**Texto de origem:**
· · · · · · ·

A problemática das condições gerais dos contratos e das cláusulas abusivas apostas, em Portugal, nos formulários em circulação no mercado de consumo para eventual adesão, entre outros, dos consumidores que intentem aceder a bens e serviços aí disponíveis, a despeito das soluções da lei editada em 25 de outubro de 1985 (DL 446/85) e adaptada à diretiva europeia de abril de 1993 (Diretiva 93/13, do Parlamento e do Conselho de Ministros), persiste em preocupar quantos têm em mira a higienização dos contratos-tipo e dos de adesão que enxameiam tanto o comércio internacional como o doméstico.

Há inúmeras situações que, por desviantes, merecem peculiares reflexões de quantos pugnam pelos interesses e direitos dos consumidores, aviltados pela plétora de cláusulas abusivas que, qual pecha de difícil erradicação, pululam pelos contratos de consumo celebrados um pouco por toda a parte.

Há hipóteses que mal se admite ocorram, mas que se volvem persistentemente no quotidiano, falecendo, ao que parece, meios para debelar os vícios que se instalam e tendem a perpetuar as manchas de ilicitude que se espraiam pelo sistema, inquinando-o.

Um sem número de reflexões se vêm tecendo, em manifestações promovidas pela sociedade científica em cujo seio nos movemos – a apDC –, um pouco por toda a parte, sempre que o ensejo o justifique.

· · · · · · ·

**Dados registados:**
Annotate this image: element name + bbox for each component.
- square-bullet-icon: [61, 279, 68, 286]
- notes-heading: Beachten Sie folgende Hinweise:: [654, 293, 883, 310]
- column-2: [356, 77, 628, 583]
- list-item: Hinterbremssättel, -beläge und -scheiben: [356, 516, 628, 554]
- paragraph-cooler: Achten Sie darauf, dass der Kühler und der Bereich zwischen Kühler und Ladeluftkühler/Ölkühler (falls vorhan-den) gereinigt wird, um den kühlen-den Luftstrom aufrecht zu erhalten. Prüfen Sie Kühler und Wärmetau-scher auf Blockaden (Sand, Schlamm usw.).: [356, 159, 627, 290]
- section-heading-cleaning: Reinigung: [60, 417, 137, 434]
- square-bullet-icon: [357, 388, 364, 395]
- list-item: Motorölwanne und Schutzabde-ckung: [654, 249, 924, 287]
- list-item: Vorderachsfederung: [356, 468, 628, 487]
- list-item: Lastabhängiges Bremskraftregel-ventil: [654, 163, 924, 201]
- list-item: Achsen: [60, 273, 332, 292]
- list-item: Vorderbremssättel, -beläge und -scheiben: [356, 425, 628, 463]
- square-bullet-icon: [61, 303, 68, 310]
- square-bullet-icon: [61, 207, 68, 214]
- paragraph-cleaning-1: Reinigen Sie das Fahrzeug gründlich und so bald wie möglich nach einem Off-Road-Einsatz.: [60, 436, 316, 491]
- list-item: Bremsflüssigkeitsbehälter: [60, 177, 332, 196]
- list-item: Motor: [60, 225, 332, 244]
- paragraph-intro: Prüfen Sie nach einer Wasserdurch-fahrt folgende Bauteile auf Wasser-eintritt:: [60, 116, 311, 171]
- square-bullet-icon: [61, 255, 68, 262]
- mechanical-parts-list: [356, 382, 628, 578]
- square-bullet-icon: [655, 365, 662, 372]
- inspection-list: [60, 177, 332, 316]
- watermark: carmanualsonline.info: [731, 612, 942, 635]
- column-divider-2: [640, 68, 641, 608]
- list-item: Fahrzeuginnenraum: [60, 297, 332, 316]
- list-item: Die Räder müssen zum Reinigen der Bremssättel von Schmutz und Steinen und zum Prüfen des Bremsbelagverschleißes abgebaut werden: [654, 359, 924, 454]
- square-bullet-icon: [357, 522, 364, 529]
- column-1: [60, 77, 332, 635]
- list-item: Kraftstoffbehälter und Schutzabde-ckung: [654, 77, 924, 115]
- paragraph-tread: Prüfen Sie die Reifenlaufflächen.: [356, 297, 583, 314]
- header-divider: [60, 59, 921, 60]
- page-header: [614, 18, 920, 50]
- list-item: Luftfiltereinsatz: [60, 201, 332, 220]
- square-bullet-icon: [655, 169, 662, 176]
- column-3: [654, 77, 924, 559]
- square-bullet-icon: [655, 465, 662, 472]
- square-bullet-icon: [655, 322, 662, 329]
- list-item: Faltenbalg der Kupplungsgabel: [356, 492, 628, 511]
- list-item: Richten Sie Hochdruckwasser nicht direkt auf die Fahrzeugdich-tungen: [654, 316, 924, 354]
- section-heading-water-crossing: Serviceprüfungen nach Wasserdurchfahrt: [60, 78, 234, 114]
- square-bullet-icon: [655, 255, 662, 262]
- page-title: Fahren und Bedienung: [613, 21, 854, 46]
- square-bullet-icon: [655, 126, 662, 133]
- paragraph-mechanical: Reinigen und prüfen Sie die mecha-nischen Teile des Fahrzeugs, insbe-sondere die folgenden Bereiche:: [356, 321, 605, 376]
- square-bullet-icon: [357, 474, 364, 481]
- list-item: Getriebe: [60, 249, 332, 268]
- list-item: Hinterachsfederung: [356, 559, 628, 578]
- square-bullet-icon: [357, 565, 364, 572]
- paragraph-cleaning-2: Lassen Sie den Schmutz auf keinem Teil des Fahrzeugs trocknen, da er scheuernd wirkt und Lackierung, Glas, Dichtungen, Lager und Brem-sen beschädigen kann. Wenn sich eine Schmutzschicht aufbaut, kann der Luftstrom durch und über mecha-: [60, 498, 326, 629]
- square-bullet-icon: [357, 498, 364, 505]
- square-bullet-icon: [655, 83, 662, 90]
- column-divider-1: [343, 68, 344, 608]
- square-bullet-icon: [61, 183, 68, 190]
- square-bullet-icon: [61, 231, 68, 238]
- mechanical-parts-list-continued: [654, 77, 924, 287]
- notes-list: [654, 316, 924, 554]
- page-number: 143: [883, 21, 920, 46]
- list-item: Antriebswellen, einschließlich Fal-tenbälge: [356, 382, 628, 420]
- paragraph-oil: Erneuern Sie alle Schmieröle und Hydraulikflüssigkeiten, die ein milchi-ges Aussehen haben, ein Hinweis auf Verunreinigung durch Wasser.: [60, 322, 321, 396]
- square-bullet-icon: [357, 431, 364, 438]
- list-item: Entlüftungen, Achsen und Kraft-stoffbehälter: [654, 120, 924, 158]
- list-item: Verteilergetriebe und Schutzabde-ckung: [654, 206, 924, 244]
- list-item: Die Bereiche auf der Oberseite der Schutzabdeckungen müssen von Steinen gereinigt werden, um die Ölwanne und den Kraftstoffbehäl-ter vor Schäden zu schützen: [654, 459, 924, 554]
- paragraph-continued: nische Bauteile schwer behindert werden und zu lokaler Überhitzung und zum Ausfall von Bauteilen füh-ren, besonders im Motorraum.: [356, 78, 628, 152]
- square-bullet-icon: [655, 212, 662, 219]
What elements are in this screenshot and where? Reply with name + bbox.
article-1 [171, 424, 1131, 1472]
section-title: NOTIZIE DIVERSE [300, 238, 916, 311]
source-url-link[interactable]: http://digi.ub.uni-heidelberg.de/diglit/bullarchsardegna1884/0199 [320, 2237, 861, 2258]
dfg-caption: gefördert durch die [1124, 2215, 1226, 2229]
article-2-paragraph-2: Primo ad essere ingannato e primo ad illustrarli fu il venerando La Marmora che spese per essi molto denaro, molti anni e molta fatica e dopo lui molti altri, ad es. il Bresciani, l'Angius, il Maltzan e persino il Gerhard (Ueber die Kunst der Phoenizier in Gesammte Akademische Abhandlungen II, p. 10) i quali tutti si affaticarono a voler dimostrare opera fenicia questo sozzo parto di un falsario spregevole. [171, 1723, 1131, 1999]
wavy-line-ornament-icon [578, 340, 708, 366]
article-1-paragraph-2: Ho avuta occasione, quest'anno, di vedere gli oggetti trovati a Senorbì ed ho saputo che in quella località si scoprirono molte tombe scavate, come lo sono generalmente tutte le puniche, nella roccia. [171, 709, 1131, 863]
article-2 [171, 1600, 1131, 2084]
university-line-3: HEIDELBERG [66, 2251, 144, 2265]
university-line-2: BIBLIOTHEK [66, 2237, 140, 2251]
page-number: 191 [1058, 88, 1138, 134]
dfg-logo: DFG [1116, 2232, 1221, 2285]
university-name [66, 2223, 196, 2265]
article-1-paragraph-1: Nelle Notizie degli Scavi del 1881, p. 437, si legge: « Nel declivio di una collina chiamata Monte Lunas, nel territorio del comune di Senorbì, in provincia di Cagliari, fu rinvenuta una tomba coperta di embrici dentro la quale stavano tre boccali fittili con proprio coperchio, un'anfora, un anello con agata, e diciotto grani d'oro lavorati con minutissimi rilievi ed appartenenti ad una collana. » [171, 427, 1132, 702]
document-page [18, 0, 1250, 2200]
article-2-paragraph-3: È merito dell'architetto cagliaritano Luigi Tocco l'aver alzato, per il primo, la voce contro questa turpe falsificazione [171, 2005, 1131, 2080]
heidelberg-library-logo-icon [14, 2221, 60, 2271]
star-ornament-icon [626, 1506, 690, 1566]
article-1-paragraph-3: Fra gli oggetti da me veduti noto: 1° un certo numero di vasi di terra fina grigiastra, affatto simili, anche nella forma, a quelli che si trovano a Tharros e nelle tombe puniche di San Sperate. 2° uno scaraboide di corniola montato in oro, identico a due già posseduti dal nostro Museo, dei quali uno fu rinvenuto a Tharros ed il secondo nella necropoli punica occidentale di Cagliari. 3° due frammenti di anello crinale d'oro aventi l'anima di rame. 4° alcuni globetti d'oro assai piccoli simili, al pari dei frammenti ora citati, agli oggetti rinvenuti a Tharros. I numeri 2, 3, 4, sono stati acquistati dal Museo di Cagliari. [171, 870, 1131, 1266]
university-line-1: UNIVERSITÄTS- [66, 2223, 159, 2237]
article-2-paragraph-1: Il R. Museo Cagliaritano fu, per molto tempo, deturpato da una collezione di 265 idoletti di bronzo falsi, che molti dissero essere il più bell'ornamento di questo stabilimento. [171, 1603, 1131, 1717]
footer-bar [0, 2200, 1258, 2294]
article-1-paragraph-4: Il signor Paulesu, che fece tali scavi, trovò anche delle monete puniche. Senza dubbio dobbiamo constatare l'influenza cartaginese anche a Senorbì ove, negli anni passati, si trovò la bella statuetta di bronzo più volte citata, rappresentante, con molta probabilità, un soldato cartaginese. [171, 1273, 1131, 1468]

· · · · · · ·

**Problema proposto:** Reescreva de forma mais concisa o parágrafo do texto de origem que começa por «A problemática das condições gerais», conservando os factos principais.

**Resposta esperada:** Em Portugal, as condições gerais e as cláusulas abusivas incluídas nos formulários de adesão que circulam no mercado de consumo continuam a preocupar quem pretende sanear os contratos-tipo e de adesão, frequentes no comércio internacional e doméstico. Isto acontece apesar da lei de 25 de outubro de 1985 (DL 446/85), adaptada à Diretiva 93/13, de abril de 1993.